**SET EXERCISE**
Quote all of the entries word for word.

**RECORDS TO PROCESS**
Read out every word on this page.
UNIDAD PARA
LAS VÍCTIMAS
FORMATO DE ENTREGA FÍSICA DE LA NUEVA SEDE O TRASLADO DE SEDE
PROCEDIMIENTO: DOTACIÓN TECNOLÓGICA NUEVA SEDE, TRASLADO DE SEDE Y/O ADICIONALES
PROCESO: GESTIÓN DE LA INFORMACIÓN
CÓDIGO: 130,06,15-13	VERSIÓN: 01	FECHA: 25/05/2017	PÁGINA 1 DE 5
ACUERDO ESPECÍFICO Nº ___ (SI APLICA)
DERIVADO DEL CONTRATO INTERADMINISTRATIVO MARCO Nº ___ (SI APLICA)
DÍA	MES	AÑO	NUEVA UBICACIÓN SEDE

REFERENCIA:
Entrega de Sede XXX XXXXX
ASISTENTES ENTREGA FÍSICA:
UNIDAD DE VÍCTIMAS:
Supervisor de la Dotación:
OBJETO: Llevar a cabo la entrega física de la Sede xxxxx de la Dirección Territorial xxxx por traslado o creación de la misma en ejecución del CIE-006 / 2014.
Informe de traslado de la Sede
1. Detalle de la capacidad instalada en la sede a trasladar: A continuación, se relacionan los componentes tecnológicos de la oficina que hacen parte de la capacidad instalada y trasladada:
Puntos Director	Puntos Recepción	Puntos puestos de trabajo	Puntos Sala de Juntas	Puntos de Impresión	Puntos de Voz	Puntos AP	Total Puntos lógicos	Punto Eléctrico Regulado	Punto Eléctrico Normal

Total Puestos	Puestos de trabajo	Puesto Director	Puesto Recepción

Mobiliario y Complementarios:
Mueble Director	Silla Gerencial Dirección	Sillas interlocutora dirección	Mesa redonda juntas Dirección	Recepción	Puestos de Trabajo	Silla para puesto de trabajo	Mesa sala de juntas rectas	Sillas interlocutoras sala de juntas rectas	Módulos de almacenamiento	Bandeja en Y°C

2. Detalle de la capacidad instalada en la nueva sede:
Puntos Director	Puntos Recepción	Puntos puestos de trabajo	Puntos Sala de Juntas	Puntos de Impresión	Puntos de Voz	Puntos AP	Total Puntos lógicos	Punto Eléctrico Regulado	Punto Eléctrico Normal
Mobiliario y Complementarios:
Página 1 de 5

**FINISHED EXERCISE**
Read out every word on this page.
UNIDAD PARA
LAS VÍCTIMAS
FORMATO DE ENTREGA FÍSICA DE LA NUEVA SEDE O TRASLADO DE SEDE
PROCEDIMIENTO: DOTACIÓN TECNOLÓGICA NUEVA SEDE, TRASLADO DE SEDE Y/O ADICIONALES
PROCESO: GESTIÓN DE LA INFORMACIÓN
CÓDIGO: 130,06,15-13	VERSIÓN: 01	FECHA: 25/05/2017	PÁGINA 1 DE 5
ACUERDO ESPECÍFICO Nº ___ (SI APLICA)
DERIVADO DEL CONTRATO INTERADMINISTRATIVO MARCO Nº ___ (SI APLICA)
DÍA	MES	AÑO	NUEVA UBICACIÓN SEDE

REFERENCIA:
Entrega de Sede XXX XXXXX
ASISTENTES ENTREGA FÍSICA:
UNIDAD DE VÍCTIMAS:
Supervisor de la Dotación:
OBJETO: Llevar a cabo la entrega física de la Sede xxxxx de la Dirección Territorial xxxx por traslado o creación de la misma en ejecución del CIE-006 / 2014.
Informe de traslado de la Sede
1. Detalle de la capacidad instalada en la sede a trasladar: A continuación, se relacionan los componentes tecnológicos de la oficina que hacen parte de la capacidad instalada y trasladada:
Puntos Director	Puntos Recepción	Puntos puestos de trabajo	Puntos Sala de Juntas	Puntos de Impresión	Puntos de Voz	Puntos AP	Total Puntos lógicos	Punto Eléctrico Regulado	Punto Eléctrico Normal

Total Puestos	Puestos de trabajo	Puesto Director	Puesto Recepción

Mobiliario y Complementarios:
Mueble Director	Silla Gerencial Dirección	Sillas interlocutora dirección	Mesa redonda juntas Dirección	Recepción	Puestos de Trabajo	Silla para puesto de trabajo	Mesa sala de juntas rectas	Sillas interlocutoras sala de juntas rectas	Módulos de almacenamiento	Bandeja en Y°C

2. Detalle de la capacidad instalada en la nueva sede:
Puntos Director	Puntos Recepción	Puntos puestos de trabajo	Puntos Sala de Juntas	Puntos de Impresión	Puntos de Voz	Puntos AP	Total Puntos lógicos	Punto Eléctrico Regulado	Punto Eléctrico Normal
Mobiliario y Complementarios:
Página 1 de 5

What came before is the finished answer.